(What to do) Reproduce the listing below exactly, minus its pictures.

(Materials provided)
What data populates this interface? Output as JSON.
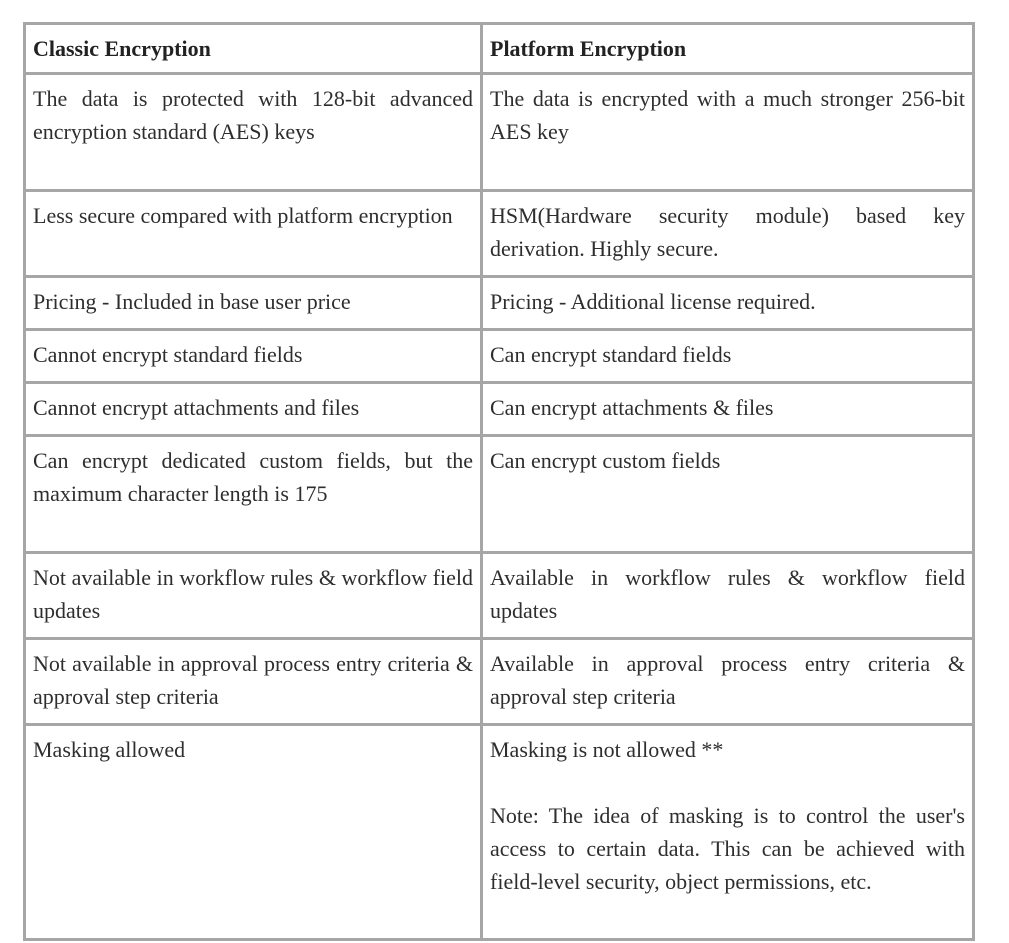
{
  "table": {
    "headers": [
      "Classic Encryption",
      "Platform Encryption"
    ],
    "rows": [
      {
        "classic": "The data is protected with 128-bit advanced encryption standard (AES) keys",
        "platform": "The data is encrypted with a much stronger 256-bit AES key"
      },
      {
        "classic": "Less secure compared with platform encryption",
        "platform": "HSM(Hardware security module) based key derivation. Highly secure."
      },
      {
        "classic": "Pricing - Included in base user price",
        "platform": "Pricing - Additional license required."
      },
      {
        "classic": "Cannot encrypt standard fields",
        "platform": "Can encrypt standard fields"
      },
      {
        "classic": "Cannot encrypt attachments and files",
        "platform": "Can encrypt attachments & files"
      },
      {
        "classic": "Can encrypt dedicated custom fields, but the maximum character length is 175",
        "platform": "Can encrypt custom fields"
      },
      {
        "classic": "Not available in workflow rules & workflow field updates",
        "platform": "Available in workflow rules & workflow field updates"
      },
      {
        "classic": "Not available in approval process entry criteria & approval step criteria",
        "platform": "Available in approval process entry criteria & approval step criteria"
      },
      {
        "classic": "Masking allowed",
        "platform": "Masking is not allowed **",
        "platform_note": "Note: The idea of masking is to control the user's access to certain data. This can be achieved with field-level security, object permissions, etc."
      }
    ]
  }
}
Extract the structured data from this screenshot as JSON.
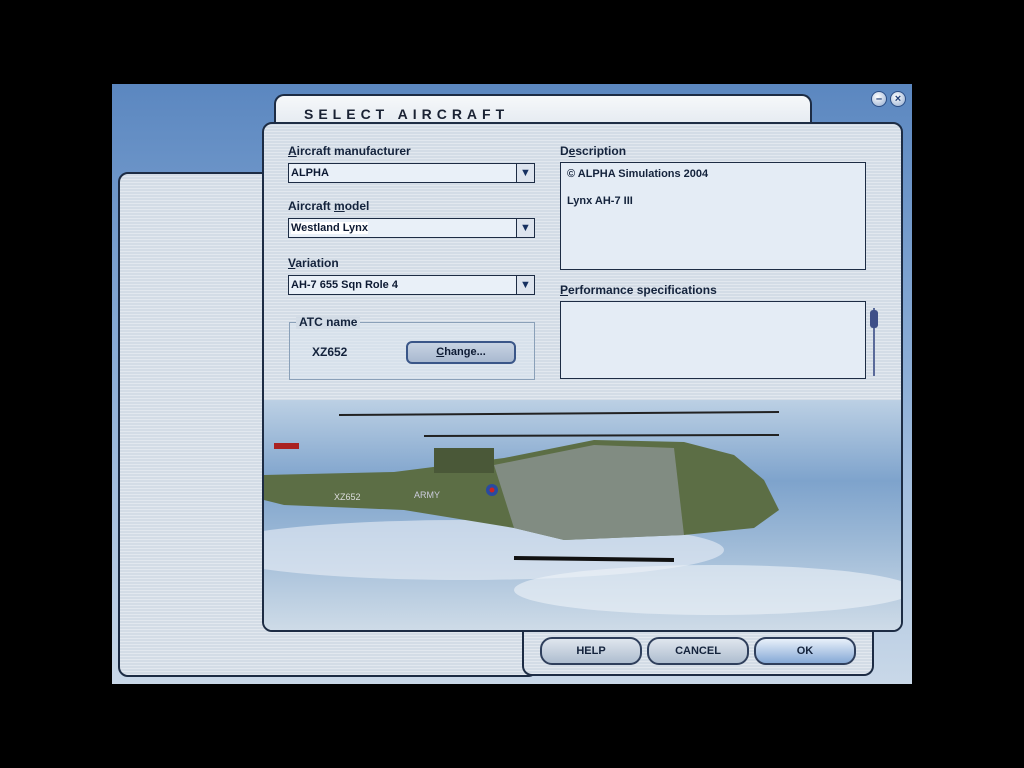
{
  "window": {
    "title": "SELECT AIRCRAFT",
    "minimize_icon": "minimize-icon",
    "close_icon": "close-icon"
  },
  "manufacturer": {
    "label_key": "A",
    "label_rest": "ircraft manufacturer",
    "value": "ALPHA"
  },
  "model": {
    "label_pre": "Aircraft ",
    "label_key": "m",
    "label_rest": "odel",
    "value": "Westland Lynx"
  },
  "variation": {
    "label_key": "V",
    "label_rest": "ariation",
    "value": "AH-7 655 Sqn Role 4"
  },
  "atc": {
    "legend": "ATC name",
    "value": "XZ652",
    "change_key": "C",
    "change_rest": "hange..."
  },
  "description": {
    "label_pre": "D",
    "label_key": "e",
    "label_rest": "scription",
    "line1": "© ALPHA Simulations 2004",
    "line2": "Lynx AH-7 III"
  },
  "performance": {
    "label_key": "P",
    "label_rest": "erformance specifications",
    "text": ""
  },
  "buttons": {
    "help": "HELP",
    "cancel": "CANCEL",
    "ok": "OK"
  },
  "preview": {
    "aircraft_marking": "XZ652",
    "aircraft_text": "ARMY"
  }
}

(Complete answer)
What data populates this interface? Output as JSON.
{
  "table": {
    "headers": [
      "Classic Encryption",
      "Platform Encryption"
    ],
    "rows": [
      {
        "classic": "The data is protected with 128-bit advanced encryption standard (AES) keys",
        "platform": "The data is encrypted with a much stronger 256-bit AES key"
      },
      {
        "classic": "Less secure compared with platform encryption",
        "platform": "HSM(Hardware security module) based key derivation. Highly secure."
      },
      {
        "classic": "Pricing - Included in base user price",
        "platform": "Pricing - Additional license required."
      },
      {
        "classic": "Cannot encrypt standard fields",
        "platform": "Can encrypt standard fields"
      },
      {
        "classic": "Cannot encrypt attachments and files",
        "platform": "Can encrypt attachments & files"
      },
      {
        "classic": "Can encrypt dedicated custom fields, but the maximum character length is 175",
        "platform": "Can encrypt custom fields"
      },
      {
        "classic": "Not available in workflow rules & workflow field updates",
        "platform": "Available in workflow rules & workflow field updates"
      },
      {
        "classic": "Not available in approval process entry criteria & approval step criteria",
        "platform": "Available in approval process entry criteria & approval step criteria"
      },
      {
        "classic": "Masking allowed",
        "platform": "Masking is not allowed **",
        "platform_note": "Note: The idea of masking is to control the user's access to certain data. This can be achieved with field-level security, object permissions, etc."
      }
    ]
  }
}
Extract the structured data from this screenshot as JSON.
{
  "window": {
    "title": "SELECT AIRCRAFT",
    "minimize_icon": "minimize-icon",
    "close_icon": "close-icon"
  },
  "manufacturer": {
    "label_key": "A",
    "label_rest": "ircraft manufacturer",
    "value": "ALPHA"
  },
  "model": {
    "label_pre": "Aircraft ",
    "label_key": "m",
    "label_rest": "odel",
    "value": "Westland Lynx"
  },
  "variation": {
    "label_key": "V",
    "label_rest": "ariation",
    "value": "AH-7 655 Sqn Role 4"
  },
  "atc": {
    "legend": "ATC name",
    "value": "XZ652",
    "change_key": "C",
    "change_rest": "hange..."
  },
  "description": {
    "label_pre": "D",
    "label_key": "e",
    "label_rest": "scription",
    "line1": "© ALPHA Simulations 2004",
    "line2": "Lynx AH-7 III"
  },
  "performance": {
    "label_key": "P",
    "label_rest": "erformance specifications",
    "text": ""
  },
  "buttons": {
    "help": "HELP",
    "cancel": "CANCEL",
    "ok": "OK"
  },
  "preview": {
    "aircraft_marking": "XZ652",
    "aircraft_text": "ARMY"
  }
}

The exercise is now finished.